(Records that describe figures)
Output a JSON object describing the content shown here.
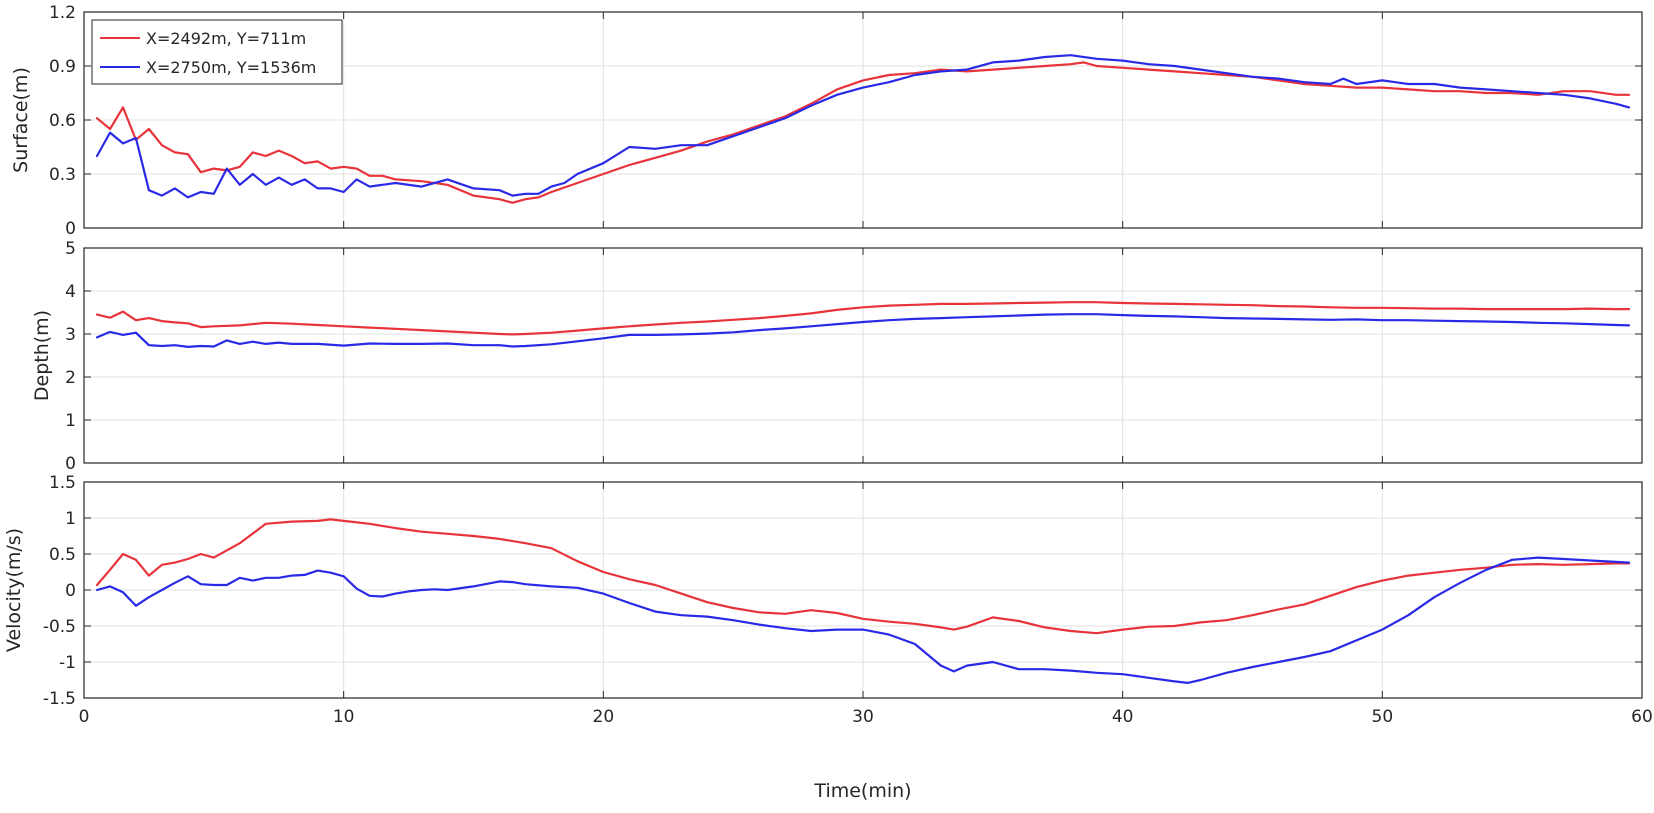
{
  "chart_data": {
    "type": "line",
    "xlabel": "Time(min)",
    "xlim": [
      0,
      60
    ],
    "xticks": [
      0,
      10,
      20,
      30,
      40,
      50,
      60
    ],
    "grid": true,
    "legend": {
      "placement": "top-left",
      "entries": [
        "X=2492m, Y=711m",
        "X=2750m, Y=1536m"
      ]
    },
    "colors": [
      "#e8333a",
      "#2a2ae6"
    ],
    "panels": [
      {
        "ylabel": "Surface(m)",
        "ylim": [
          0,
          1.2
        ],
        "yticks": [
          "0",
          "0.3",
          "0.6",
          "0.9",
          "1.2"
        ],
        "series": [
          {
            "name": "X=2492m, Y=711m",
            "x": [
              0.5,
              1,
              1.5,
              2,
              2.5,
              3,
              3.5,
              4,
              4.5,
              5,
              5.5,
              6,
              6.5,
              7,
              7.5,
              8,
              8.5,
              9,
              9.5,
              10,
              10.5,
              11,
              11.5,
              12,
              13,
              14,
              15,
              16,
              16.5,
              17,
              17.5,
              18,
              19,
              20,
              21,
              22,
              23,
              24,
              25,
              26,
              27,
              28,
              29,
              30,
              31,
              32,
              33,
              34,
              35,
              36,
              37,
              38,
              38.5,
              39,
              40,
              41,
              42,
              43,
              44,
              45,
              46,
              47,
              48,
              49,
              50,
              51,
              52,
              53,
              54,
              55,
              56,
              57,
              58,
              59,
              59.5
            ],
            "y": [
              0.61,
              0.55,
              0.67,
              0.49,
              0.55,
              0.46,
              0.42,
              0.41,
              0.31,
              0.33,
              0.32,
              0.34,
              0.42,
              0.4,
              0.43,
              0.4,
              0.36,
              0.37,
              0.33,
              0.34,
              0.33,
              0.29,
              0.29,
              0.27,
              0.26,
              0.24,
              0.18,
              0.16,
              0.14,
              0.16,
              0.17,
              0.2,
              0.25,
              0.3,
              0.35,
              0.39,
              0.43,
              0.48,
              0.52,
              0.57,
              0.62,
              0.69,
              0.77,
              0.82,
              0.85,
              0.86,
              0.88,
              0.87,
              0.88,
              0.89,
              0.9,
              0.91,
              0.92,
              0.9,
              0.89,
              0.88,
              0.87,
              0.86,
              0.85,
              0.84,
              0.82,
              0.8,
              0.79,
              0.78,
              0.78,
              0.77,
              0.76,
              0.76,
              0.75,
              0.75,
              0.74,
              0.76,
              0.76,
              0.74,
              0.74
            ]
          },
          {
            "name": "X=2750m, Y=1536m",
            "x": [
              0.5,
              1,
              1.5,
              2,
              2.5,
              3,
              3.5,
              4,
              4.5,
              5,
              5.5,
              6,
              6.5,
              7,
              7.5,
              8,
              8.5,
              9,
              9.5,
              10,
              10.5,
              11,
              11.5,
              12,
              13,
              14,
              15,
              16,
              16.5,
              17,
              17.5,
              18,
              18.5,
              19,
              20,
              21,
              22,
              23,
              24,
              25,
              26,
              27,
              28,
              29,
              30,
              31,
              32,
              33,
              34,
              35,
              36,
              37,
              38,
              39,
              40,
              41,
              42,
              43,
              44,
              45,
              46,
              47,
              48,
              48.5,
              49,
              50,
              51,
              52,
              53,
              54,
              55,
              56,
              57,
              58,
              59,
              59.5
            ],
            "y": [
              0.4,
              0.53,
              0.47,
              0.5,
              0.21,
              0.18,
              0.22,
              0.17,
              0.2,
              0.19,
              0.33,
              0.24,
              0.3,
              0.24,
              0.28,
              0.24,
              0.27,
              0.22,
              0.22,
              0.2,
              0.27,
              0.23,
              0.24,
              0.25,
              0.23,
              0.27,
              0.22,
              0.21,
              0.18,
              0.19,
              0.19,
              0.23,
              0.25,
              0.3,
              0.36,
              0.45,
              0.44,
              0.46,
              0.46,
              0.51,
              0.56,
              0.61,
              0.68,
              0.74,
              0.78,
              0.81,
              0.85,
              0.87,
              0.88,
              0.92,
              0.93,
              0.95,
              0.96,
              0.94,
              0.93,
              0.91,
              0.9,
              0.88,
              0.86,
              0.84,
              0.83,
              0.81,
              0.8,
              0.83,
              0.8,
              0.82,
              0.8,
              0.8,
              0.78,
              0.77,
              0.76,
              0.75,
              0.74,
              0.72,
              0.69,
              0.67
            ]
          }
        ]
      },
      {
        "ylabel": "Depth(m)",
        "ylim": [
          0,
          5
        ],
        "yticks": [
          "0",
          "1",
          "2",
          "3",
          "4",
          "5"
        ],
        "series": [
          {
            "name": "X=2492m, Y=711m",
            "x": [
              0.5,
              1,
              1.5,
              2,
              2.5,
              3,
              3.5,
              4,
              4.5,
              5,
              6,
              7,
              8,
              9,
              10,
              11,
              12,
              13,
              14,
              15,
              16,
              16.5,
              17,
              18,
              19,
              20,
              21,
              22,
              23,
              24,
              25,
              26,
              27,
              28,
              29,
              30,
              31,
              32,
              33,
              34,
              35,
              36,
              37,
              38,
              39,
              40,
              41,
              42,
              43,
              44,
              45,
              46,
              47,
              48,
              49,
              50,
              51,
              52,
              53,
              54,
              55,
              56,
              57,
              58,
              59,
              59.5
            ],
            "y": [
              3.45,
              3.38,
              3.52,
              3.32,
              3.37,
              3.3,
              3.27,
              3.25,
              3.16,
              3.18,
              3.2,
              3.26,
              3.24,
              3.21,
              3.18,
              3.15,
              3.12,
              3.09,
              3.06,
              3.03,
              3.0,
              2.99,
              3.0,
              3.03,
              3.08,
              3.13,
              3.18,
              3.22,
              3.26,
              3.29,
              3.33,
              3.37,
              3.42,
              3.48,
              3.56,
              3.62,
              3.66,
              3.68,
              3.7,
              3.7,
              3.71,
              3.72,
              3.73,
              3.74,
              3.74,
              3.72,
              3.71,
              3.7,
              3.69,
              3.68,
              3.67,
              3.65,
              3.64,
              3.62,
              3.61,
              3.61,
              3.6,
              3.59,
              3.59,
              3.58,
              3.58,
              3.58,
              3.58,
              3.59,
              3.58,
              3.58
            ]
          },
          {
            "name": "X=2750m, Y=1536m",
            "x": [
              0.5,
              1,
              1.5,
              2,
              2.5,
              3,
              3.5,
              4,
              4.5,
              5,
              5.5,
              6,
              6.5,
              7,
              7.5,
              8,
              9,
              10,
              11,
              12,
              13,
              14,
              15,
              16,
              16.5,
              17,
              18,
              19,
              20,
              21,
              22,
              23,
              24,
              25,
              26,
              27,
              28,
              29,
              30,
              31,
              32,
              33,
              34,
              35,
              36,
              37,
              38,
              39,
              40,
              41,
              42,
              43,
              44,
              45,
              46,
              47,
              48,
              49,
              50,
              51,
              52,
              53,
              54,
              55,
              56,
              57,
              58,
              59,
              59.5
            ],
            "y": [
              2.92,
              3.05,
              2.98,
              3.03,
              2.74,
              2.72,
              2.74,
              2.7,
              2.72,
              2.71,
              2.85,
              2.77,
              2.82,
              2.77,
              2.8,
              2.77,
              2.77,
              2.73,
              2.78,
              2.77,
              2.77,
              2.78,
              2.74,
              2.74,
              2.71,
              2.72,
              2.76,
              2.83,
              2.9,
              2.98,
              2.98,
              2.99,
              3.01,
              3.04,
              3.09,
              3.13,
              3.18,
              3.23,
              3.28,
              3.32,
              3.35,
              3.37,
              3.39,
              3.41,
              3.43,
              3.45,
              3.46,
              3.46,
              3.44,
              3.42,
              3.41,
              3.39,
              3.37,
              3.36,
              3.35,
              3.34,
              3.33,
              3.34,
              3.32,
              3.32,
              3.31,
              3.3,
              3.29,
              3.28,
              3.26,
              3.25,
              3.23,
              3.21,
              3.2
            ]
          }
        ]
      },
      {
        "ylabel": "Velocity(m/s)",
        "ylim": [
          -1.5,
          1.5
        ],
        "yticks": [
          "-1.5",
          "-1",
          "-0.5",
          "0",
          "0.5",
          "1",
          "1.5"
        ],
        "series": [
          {
            "name": "X=2492m, Y=711m",
            "x": [
              0.5,
              1,
              1.5,
              2,
              2.5,
              3,
              3.5,
              4,
              4.5,
              5,
              6,
              7,
              8,
              9,
              9.5,
              10,
              11,
              12,
              13,
              14,
              15,
              16,
              17,
              18,
              19,
              20,
              21,
              22,
              23,
              24,
              25,
              26,
              27,
              28,
              29,
              30,
              31,
              32,
              33,
              33.5,
              34,
              35,
              36,
              37,
              38,
              39,
              40,
              41,
              42,
              43,
              44,
              45,
              46,
              47,
              48,
              49,
              50,
              51,
              52,
              53,
              54,
              55,
              56,
              57,
              58,
              59,
              59.5
            ],
            "y": [
              0.07,
              0.28,
              0.5,
              0.42,
              0.2,
              0.35,
              0.38,
              0.43,
              0.5,
              0.45,
              0.65,
              0.92,
              0.95,
              0.96,
              0.98,
              0.96,
              0.92,
              0.86,
              0.81,
              0.78,
              0.75,
              0.71,
              0.65,
              0.58,
              0.4,
              0.25,
              0.15,
              0.07,
              -0.05,
              -0.17,
              -0.25,
              -0.31,
              -0.33,
              -0.28,
              -0.32,
              -0.4,
              -0.44,
              -0.47,
              -0.52,
              -0.55,
              -0.51,
              -0.38,
              -0.43,
              -0.52,
              -0.57,
              -0.6,
              -0.55,
              -0.51,
              -0.5,
              -0.45,
              -0.42,
              -0.35,
              -0.27,
              -0.2,
              -0.08,
              0.04,
              0.13,
              0.2,
              0.24,
              0.28,
              0.31,
              0.35,
              0.36,
              0.35,
              0.36,
              0.37,
              0.37
            ]
          },
          {
            "name": "X=2750m, Y=1536m",
            "x": [
              0.5,
              1,
              1.5,
              2,
              2.5,
              3,
              3.5,
              4,
              4.5,
              5,
              5.5,
              6,
              6.5,
              7,
              7.5,
              8,
              8.5,
              9,
              9.5,
              10,
              10.5,
              11,
              11.5,
              12,
              12.5,
              13,
              13.5,
              14,
              15,
              16,
              16.5,
              17,
              18,
              19,
              20,
              21,
              22,
              23,
              24,
              25,
              26,
              27,
              28,
              29,
              30,
              31,
              32,
              33,
              33.5,
              34,
              35,
              36,
              37,
              38,
              39,
              40,
              41,
              42,
              42.5,
              43,
              44,
              45,
              46,
              47,
              48,
              49,
              50,
              51,
              52,
              53,
              54,
              55,
              56,
              57,
              58,
              59,
              59.5
            ],
            "y": [
              0.0,
              0.05,
              -0.03,
              -0.22,
              -0.1,
              0.0,
              0.1,
              0.19,
              0.08,
              0.07,
              0.07,
              0.17,
              0.13,
              0.17,
              0.17,
              0.2,
              0.21,
              0.27,
              0.24,
              0.19,
              0.02,
              -0.08,
              -0.09,
              -0.05,
              -0.02,
              0.0,
              0.01,
              0.0,
              0.05,
              0.12,
              0.11,
              0.08,
              0.05,
              0.03,
              -0.05,
              -0.18,
              -0.3,
              -0.35,
              -0.37,
              -0.42,
              -0.48,
              -0.53,
              -0.57,
              -0.55,
              -0.55,
              -0.62,
              -0.75,
              -1.05,
              -1.13,
              -1.05,
              -1.0,
              -1.1,
              -1.1,
              -1.12,
              -1.15,
              -1.17,
              -1.22,
              -1.27,
              -1.29,
              -1.25,
              -1.15,
              -1.07,
              -1.0,
              -0.93,
              -0.85,
              -0.7,
              -0.55,
              -0.35,
              -0.1,
              0.1,
              0.28,
              0.42,
              0.45,
              0.43,
              0.41,
              0.39,
              0.38
            ]
          }
        ]
      }
    ]
  }
}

▶ _EXERCISE GOAL_:
Give the number of lines in the entries above that include the string "ylabel". No other output is expected.

▶ _RESPONSE BELOW_:
3